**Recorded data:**

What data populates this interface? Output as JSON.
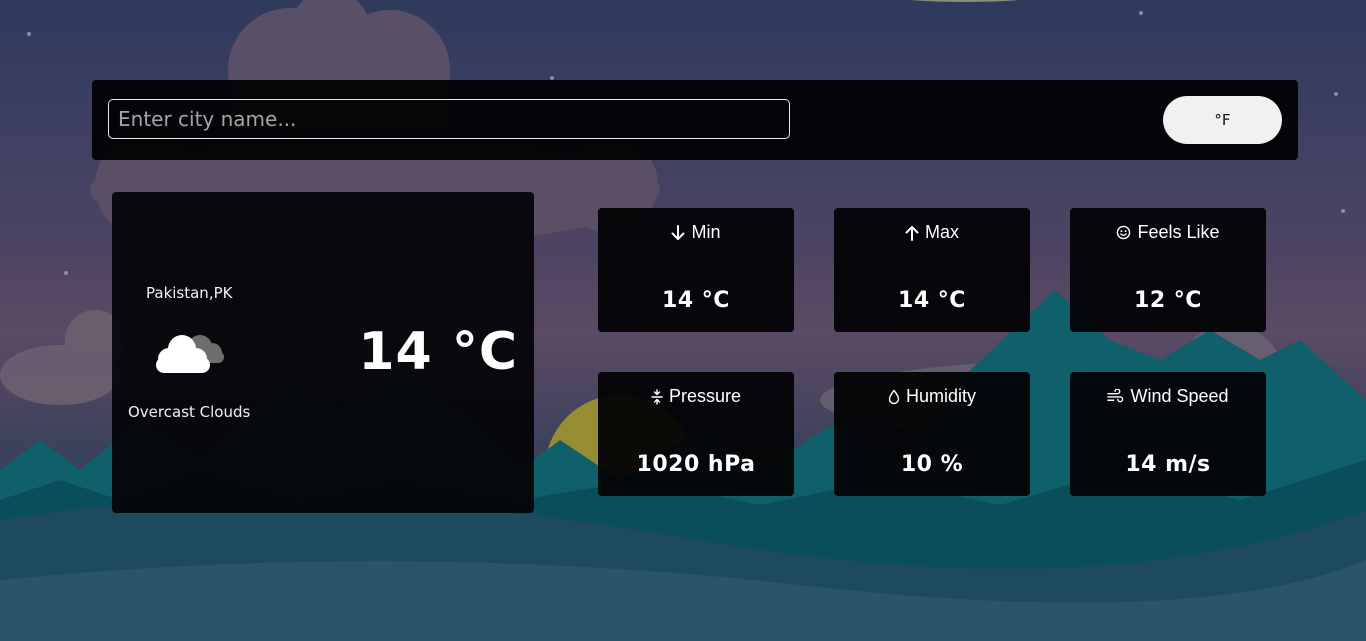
{
  "search": {
    "placeholder": "Enter city name...",
    "value": ""
  },
  "unit_toggle": {
    "label": "°F"
  },
  "current": {
    "location": "Pakistan,PK",
    "icon": "overcast-cloud-icon",
    "description": "Overcast Clouds",
    "temperature": "14 °C"
  },
  "stats": [
    {
      "icon": "arrow-down-icon",
      "label": "Min",
      "value": "14 °C"
    },
    {
      "icon": "arrow-up-icon",
      "label": "Max",
      "value": "14 °C"
    },
    {
      "icon": "smiley-icon",
      "label": "Feels Like",
      "value": "12 °C"
    },
    {
      "icon": "pressure-icon",
      "label": "Pressure",
      "value": "1020 hPa"
    },
    {
      "icon": "droplet-icon",
      "label": "Humidity",
      "value": "10 %"
    },
    {
      "icon": "wind-icon",
      "label": "Wind Speed",
      "value": "14 m/s"
    }
  ],
  "colors": {
    "panel": "#050507",
    "text": "#ffffff",
    "toggle_bg": "#f1f1f1",
    "mountain": "#0f5f6a"
  }
}
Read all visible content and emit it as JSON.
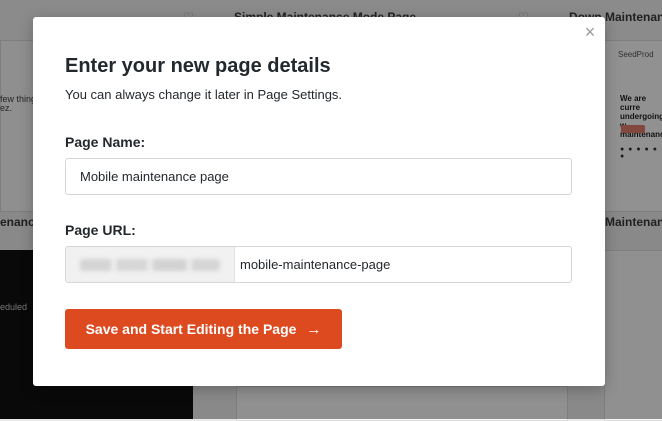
{
  "background": {
    "card_titles": [
      "Simple Maintenance Mode Page",
      "Down Maintenanc"
    ],
    "row_titles": [
      "enance M",
      "Maintenan"
    ],
    "left_snippets": [
      "few things",
      "ez.",
      "eduled"
    ],
    "brand_text": "SeedProd",
    "right_heading": "We are curre undergoing w maintenance"
  },
  "modal": {
    "close_glyph": "×",
    "title": "Enter your new page details",
    "subtitle": "You can always change it later in Page Settings.",
    "page_name_label": "Page Name:",
    "page_name_value": "Mobile maintenance page",
    "page_url_label": "Page URL:",
    "page_url_slug": "mobile-maintenance-page",
    "save_label": "Save and Start Editing the Page",
    "save_arrow": "→"
  },
  "colors": {
    "accent": "#dd4a1f",
    "overlay": "rgba(0,0,0,0.42)"
  },
  "icons": {
    "close": "close-icon",
    "arrow": "arrow-right-icon",
    "favorite": "heart-icon"
  }
}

**What is being asked:**
Copy the material above in full and exactly, skipping pictures.

**Answer to the exercise:**
What data populates this interface? Output as JSON.
{
  "search": {
    "placeholder": "Enter city name...",
    "value": ""
  },
  "unit_toggle": {
    "label": "°F"
  },
  "current": {
    "location": "Pakistan,PK",
    "icon": "overcast-cloud-icon",
    "description": "Overcast Clouds",
    "temperature": "14 °C"
  },
  "stats": [
    {
      "icon": "arrow-down-icon",
      "label": "Min",
      "value": "14 °C"
    },
    {
      "icon": "arrow-up-icon",
      "label": "Max",
      "value": "14 °C"
    },
    {
      "icon": "smiley-icon",
      "label": "Feels Like",
      "value": "12 °C"
    },
    {
      "icon": "pressure-icon",
      "label": "Pressure",
      "value": "1020 hPa"
    },
    {
      "icon": "droplet-icon",
      "label": "Humidity",
      "value": "10 %"
    },
    {
      "icon": "wind-icon",
      "label": "Wind Speed",
      "value": "14 m/s"
    }
  ],
  "colors": {
    "panel": "#050507",
    "text": "#ffffff",
    "toggle_bg": "#f1f1f1",
    "mountain": "#0f5f6a"
  }
}
Read all visible content and emit it as JSON.
{
  "background": {
    "card_titles": [
      "Simple Maintenance Mode Page",
      "Down Maintenanc"
    ],
    "row_titles": [
      "enance M",
      "Maintenan"
    ],
    "left_snippets": [
      "few things",
      "ez.",
      "eduled"
    ],
    "brand_text": "SeedProd",
    "right_heading": "We are curre undergoing w maintenance"
  },
  "modal": {
    "close_glyph": "×",
    "title": "Enter your new page details",
    "subtitle": "You can always change it later in Page Settings.",
    "page_name_label": "Page Name:",
    "page_name_value": "Mobile maintenance page",
    "page_url_label": "Page URL:",
    "page_url_slug": "mobile-maintenance-page",
    "save_label": "Save and Start Editing the Page",
    "save_arrow": "→"
  },
  "colors": {
    "accent": "#dd4a1f",
    "overlay": "rgba(0,0,0,0.42)"
  },
  "icons": {
    "close": "close-icon",
    "arrow": "arrow-right-icon",
    "favorite": "heart-icon"
  }
}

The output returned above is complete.